begin

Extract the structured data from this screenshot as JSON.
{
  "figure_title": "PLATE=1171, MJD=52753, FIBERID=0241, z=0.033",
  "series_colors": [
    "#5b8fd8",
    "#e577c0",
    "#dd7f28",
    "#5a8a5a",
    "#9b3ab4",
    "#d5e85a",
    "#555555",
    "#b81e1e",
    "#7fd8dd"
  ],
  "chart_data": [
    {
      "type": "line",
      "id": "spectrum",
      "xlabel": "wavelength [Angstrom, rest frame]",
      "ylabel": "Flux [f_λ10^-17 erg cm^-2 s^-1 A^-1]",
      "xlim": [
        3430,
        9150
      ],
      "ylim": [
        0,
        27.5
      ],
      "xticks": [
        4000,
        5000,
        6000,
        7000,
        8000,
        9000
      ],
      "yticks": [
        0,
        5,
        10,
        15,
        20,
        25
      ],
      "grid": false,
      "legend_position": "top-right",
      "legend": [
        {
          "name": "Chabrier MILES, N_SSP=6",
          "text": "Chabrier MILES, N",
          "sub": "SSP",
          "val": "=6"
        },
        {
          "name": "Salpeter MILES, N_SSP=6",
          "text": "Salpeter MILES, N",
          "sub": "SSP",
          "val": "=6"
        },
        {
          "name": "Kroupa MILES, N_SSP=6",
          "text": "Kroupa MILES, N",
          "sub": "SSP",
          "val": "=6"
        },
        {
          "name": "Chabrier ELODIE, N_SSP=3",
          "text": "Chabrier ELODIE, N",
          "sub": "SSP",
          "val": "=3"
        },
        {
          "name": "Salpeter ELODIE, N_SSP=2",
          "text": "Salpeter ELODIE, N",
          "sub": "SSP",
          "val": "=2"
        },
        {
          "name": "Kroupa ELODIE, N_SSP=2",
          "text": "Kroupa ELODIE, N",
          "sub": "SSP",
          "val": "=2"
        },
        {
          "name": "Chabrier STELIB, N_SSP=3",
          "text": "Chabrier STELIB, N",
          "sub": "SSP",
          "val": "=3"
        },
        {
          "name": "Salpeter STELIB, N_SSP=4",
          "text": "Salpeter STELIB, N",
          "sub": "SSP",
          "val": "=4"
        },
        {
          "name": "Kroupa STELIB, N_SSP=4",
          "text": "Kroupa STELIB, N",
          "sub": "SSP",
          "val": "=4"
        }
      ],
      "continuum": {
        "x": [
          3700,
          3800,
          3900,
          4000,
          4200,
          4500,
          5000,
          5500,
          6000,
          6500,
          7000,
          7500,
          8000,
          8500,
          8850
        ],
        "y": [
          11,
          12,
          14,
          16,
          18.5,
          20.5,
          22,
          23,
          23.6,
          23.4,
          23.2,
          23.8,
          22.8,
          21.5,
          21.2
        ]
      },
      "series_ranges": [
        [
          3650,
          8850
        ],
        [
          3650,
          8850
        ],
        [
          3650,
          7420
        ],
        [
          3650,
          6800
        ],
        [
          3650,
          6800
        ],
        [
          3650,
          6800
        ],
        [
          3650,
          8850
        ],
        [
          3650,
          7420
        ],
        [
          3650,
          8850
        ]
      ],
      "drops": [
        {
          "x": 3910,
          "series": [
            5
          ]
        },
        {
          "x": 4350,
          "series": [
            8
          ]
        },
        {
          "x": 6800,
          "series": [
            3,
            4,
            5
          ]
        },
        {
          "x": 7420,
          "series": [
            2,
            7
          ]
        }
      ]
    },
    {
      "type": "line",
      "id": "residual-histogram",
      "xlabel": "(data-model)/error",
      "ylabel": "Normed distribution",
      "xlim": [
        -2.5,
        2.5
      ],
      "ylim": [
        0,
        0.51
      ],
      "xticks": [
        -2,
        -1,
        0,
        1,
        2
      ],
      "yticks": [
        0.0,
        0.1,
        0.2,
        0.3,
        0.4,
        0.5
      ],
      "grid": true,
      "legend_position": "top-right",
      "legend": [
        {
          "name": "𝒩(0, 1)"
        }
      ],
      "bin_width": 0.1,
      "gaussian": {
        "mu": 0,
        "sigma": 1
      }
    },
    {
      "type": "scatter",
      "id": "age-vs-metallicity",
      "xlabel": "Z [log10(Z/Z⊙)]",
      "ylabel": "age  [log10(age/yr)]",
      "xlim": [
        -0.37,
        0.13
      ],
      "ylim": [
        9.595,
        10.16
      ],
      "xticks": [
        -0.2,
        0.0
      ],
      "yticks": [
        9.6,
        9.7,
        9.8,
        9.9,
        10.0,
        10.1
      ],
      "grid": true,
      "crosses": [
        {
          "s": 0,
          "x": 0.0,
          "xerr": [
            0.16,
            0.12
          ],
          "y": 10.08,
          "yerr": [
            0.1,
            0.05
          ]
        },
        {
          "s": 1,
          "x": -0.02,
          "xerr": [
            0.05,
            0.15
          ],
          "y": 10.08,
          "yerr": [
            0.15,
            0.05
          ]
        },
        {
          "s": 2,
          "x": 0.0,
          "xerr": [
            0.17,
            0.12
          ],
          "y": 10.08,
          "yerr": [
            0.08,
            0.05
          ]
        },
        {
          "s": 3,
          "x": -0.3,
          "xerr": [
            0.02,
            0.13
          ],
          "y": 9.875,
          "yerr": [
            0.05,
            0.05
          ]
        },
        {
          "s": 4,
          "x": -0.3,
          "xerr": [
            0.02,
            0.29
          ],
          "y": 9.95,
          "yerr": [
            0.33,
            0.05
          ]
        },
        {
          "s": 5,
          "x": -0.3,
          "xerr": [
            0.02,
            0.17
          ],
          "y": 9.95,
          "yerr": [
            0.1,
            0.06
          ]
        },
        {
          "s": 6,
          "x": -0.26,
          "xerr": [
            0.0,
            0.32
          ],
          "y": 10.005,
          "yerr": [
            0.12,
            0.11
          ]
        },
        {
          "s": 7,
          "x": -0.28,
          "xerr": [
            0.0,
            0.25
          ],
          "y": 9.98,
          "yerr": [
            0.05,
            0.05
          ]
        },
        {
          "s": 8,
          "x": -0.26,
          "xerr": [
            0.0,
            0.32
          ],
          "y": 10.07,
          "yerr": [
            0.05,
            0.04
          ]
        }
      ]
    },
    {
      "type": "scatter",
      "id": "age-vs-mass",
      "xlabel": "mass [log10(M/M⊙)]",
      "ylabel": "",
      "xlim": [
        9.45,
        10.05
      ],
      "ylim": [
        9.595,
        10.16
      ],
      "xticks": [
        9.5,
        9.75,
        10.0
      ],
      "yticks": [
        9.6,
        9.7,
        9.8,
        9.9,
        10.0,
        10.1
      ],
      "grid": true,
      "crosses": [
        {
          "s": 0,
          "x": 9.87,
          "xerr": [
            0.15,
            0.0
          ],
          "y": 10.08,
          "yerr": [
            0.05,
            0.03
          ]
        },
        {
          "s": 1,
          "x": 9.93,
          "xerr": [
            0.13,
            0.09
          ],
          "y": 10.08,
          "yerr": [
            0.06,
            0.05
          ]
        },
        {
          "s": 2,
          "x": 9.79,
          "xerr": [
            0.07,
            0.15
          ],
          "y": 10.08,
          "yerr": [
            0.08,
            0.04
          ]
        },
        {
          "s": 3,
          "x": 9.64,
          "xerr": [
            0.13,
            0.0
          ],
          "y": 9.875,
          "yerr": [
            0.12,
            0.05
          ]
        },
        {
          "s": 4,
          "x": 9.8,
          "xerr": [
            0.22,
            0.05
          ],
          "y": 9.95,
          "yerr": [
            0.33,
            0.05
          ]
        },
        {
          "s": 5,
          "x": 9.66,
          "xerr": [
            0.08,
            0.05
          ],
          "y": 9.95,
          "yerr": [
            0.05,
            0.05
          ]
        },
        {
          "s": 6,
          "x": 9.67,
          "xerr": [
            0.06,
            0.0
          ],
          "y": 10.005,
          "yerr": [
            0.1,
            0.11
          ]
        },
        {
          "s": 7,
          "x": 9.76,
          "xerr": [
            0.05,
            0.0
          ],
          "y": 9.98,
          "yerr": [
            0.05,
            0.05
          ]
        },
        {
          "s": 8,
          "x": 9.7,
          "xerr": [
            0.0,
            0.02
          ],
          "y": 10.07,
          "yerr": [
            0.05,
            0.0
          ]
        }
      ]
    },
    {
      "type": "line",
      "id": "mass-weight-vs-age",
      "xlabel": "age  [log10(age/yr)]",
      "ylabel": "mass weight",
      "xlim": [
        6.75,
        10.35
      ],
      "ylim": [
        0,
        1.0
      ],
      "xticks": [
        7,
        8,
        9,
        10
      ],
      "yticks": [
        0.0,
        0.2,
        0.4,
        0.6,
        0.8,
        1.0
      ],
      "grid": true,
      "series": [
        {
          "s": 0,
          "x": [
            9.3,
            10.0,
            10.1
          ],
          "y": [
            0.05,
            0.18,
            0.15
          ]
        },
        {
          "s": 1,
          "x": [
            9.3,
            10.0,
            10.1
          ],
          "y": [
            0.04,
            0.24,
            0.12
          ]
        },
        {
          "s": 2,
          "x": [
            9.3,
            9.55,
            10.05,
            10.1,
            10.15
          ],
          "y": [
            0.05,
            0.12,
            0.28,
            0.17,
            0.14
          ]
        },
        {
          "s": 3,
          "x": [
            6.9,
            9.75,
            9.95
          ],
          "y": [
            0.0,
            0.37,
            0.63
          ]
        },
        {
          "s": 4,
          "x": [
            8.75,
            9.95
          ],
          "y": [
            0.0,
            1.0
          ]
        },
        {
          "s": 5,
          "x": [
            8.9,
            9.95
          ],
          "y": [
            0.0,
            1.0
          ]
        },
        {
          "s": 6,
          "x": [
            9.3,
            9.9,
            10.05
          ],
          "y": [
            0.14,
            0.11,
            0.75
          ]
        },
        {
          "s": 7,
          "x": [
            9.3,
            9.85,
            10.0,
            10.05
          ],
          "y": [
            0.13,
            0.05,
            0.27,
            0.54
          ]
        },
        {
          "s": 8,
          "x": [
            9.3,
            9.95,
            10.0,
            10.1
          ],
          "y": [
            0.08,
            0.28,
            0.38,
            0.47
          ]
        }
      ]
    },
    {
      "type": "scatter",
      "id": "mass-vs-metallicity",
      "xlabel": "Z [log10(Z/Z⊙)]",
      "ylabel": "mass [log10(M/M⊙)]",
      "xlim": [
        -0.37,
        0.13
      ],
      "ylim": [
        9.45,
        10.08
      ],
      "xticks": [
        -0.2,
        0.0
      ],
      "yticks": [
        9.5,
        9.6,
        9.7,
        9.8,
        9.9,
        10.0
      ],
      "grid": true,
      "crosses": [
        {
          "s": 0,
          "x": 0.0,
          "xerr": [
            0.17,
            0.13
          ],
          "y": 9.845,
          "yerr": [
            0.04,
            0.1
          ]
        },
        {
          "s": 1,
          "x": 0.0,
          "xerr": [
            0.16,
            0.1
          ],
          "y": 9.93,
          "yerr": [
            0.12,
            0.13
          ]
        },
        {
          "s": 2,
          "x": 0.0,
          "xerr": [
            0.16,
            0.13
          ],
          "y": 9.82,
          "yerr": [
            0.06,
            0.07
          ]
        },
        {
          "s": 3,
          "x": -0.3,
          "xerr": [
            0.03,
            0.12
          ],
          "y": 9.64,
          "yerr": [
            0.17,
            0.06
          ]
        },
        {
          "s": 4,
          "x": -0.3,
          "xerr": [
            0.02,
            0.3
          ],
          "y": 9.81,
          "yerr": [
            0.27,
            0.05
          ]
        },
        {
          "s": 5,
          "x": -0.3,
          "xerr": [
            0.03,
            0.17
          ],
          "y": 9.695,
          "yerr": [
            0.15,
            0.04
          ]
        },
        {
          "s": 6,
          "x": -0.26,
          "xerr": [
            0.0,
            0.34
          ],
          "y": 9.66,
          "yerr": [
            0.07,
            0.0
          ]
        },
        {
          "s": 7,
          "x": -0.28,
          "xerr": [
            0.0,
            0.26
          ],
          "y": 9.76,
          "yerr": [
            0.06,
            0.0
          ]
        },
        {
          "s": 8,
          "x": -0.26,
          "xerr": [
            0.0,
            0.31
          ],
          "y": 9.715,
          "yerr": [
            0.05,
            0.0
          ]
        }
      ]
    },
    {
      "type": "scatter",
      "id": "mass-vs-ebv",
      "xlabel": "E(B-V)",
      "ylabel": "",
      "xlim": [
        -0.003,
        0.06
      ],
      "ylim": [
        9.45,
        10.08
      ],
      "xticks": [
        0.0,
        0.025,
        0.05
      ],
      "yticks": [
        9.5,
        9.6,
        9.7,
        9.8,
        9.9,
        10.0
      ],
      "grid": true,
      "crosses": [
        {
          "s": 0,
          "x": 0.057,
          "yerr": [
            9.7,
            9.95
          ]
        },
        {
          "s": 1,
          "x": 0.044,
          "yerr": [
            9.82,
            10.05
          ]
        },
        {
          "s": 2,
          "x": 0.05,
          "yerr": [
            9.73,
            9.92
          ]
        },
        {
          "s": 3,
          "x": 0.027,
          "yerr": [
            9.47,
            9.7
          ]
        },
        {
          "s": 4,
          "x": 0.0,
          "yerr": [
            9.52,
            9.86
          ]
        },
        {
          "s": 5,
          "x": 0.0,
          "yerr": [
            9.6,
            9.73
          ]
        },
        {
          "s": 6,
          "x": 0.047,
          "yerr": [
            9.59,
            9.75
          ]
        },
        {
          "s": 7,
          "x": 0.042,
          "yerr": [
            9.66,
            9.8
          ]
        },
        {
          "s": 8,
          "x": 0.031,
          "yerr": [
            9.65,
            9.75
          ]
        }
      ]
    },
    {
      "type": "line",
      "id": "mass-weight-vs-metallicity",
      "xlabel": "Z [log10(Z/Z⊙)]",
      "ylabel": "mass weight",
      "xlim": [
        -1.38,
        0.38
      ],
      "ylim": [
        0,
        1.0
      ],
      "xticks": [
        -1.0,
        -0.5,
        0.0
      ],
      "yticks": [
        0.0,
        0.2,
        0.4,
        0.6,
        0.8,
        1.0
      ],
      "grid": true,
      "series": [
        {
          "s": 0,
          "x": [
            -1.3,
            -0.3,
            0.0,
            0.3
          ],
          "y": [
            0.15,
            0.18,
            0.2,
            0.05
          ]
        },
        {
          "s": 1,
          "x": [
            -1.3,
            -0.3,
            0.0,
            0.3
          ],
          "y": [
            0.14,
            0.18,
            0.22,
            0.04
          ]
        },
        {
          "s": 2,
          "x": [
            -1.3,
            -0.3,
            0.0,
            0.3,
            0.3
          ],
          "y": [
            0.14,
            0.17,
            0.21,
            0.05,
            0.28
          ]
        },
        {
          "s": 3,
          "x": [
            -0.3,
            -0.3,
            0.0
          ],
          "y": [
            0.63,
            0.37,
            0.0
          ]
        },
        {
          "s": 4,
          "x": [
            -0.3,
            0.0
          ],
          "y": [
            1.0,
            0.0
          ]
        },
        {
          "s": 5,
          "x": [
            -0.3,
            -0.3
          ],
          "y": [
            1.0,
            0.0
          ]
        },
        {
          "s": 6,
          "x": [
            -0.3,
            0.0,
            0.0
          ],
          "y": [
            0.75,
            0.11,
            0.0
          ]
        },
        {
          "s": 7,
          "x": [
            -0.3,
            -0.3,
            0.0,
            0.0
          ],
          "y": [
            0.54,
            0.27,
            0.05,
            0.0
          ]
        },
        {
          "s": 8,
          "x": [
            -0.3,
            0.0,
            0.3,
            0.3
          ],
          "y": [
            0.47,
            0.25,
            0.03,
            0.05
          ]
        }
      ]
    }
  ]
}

end

**Instructions to follow**
Where a line in the entries holds the word "name", copy that line.

**Answer to this exercise**
          "name": "Chabrier MILES, N_SSP=6",
          "name": "Salpeter MILES, N_SSP=6",
          "name": "Kroupa MILES, N_SSP=6",
          "name": "Chabrier ELODIE, N_SSP=3",
          "name": "Salpeter ELODIE, N_SSP=2",
          "name": "Kroupa ELODIE, N_SSP=2",
          "name": "Chabrier STELIB, N_SSP=3",
          "name": "Salpeter STELIB, N_SSP=4",
          "name": "Kroupa STELIB, N_SSP=4",
          "name": "𝒩(0, 1)"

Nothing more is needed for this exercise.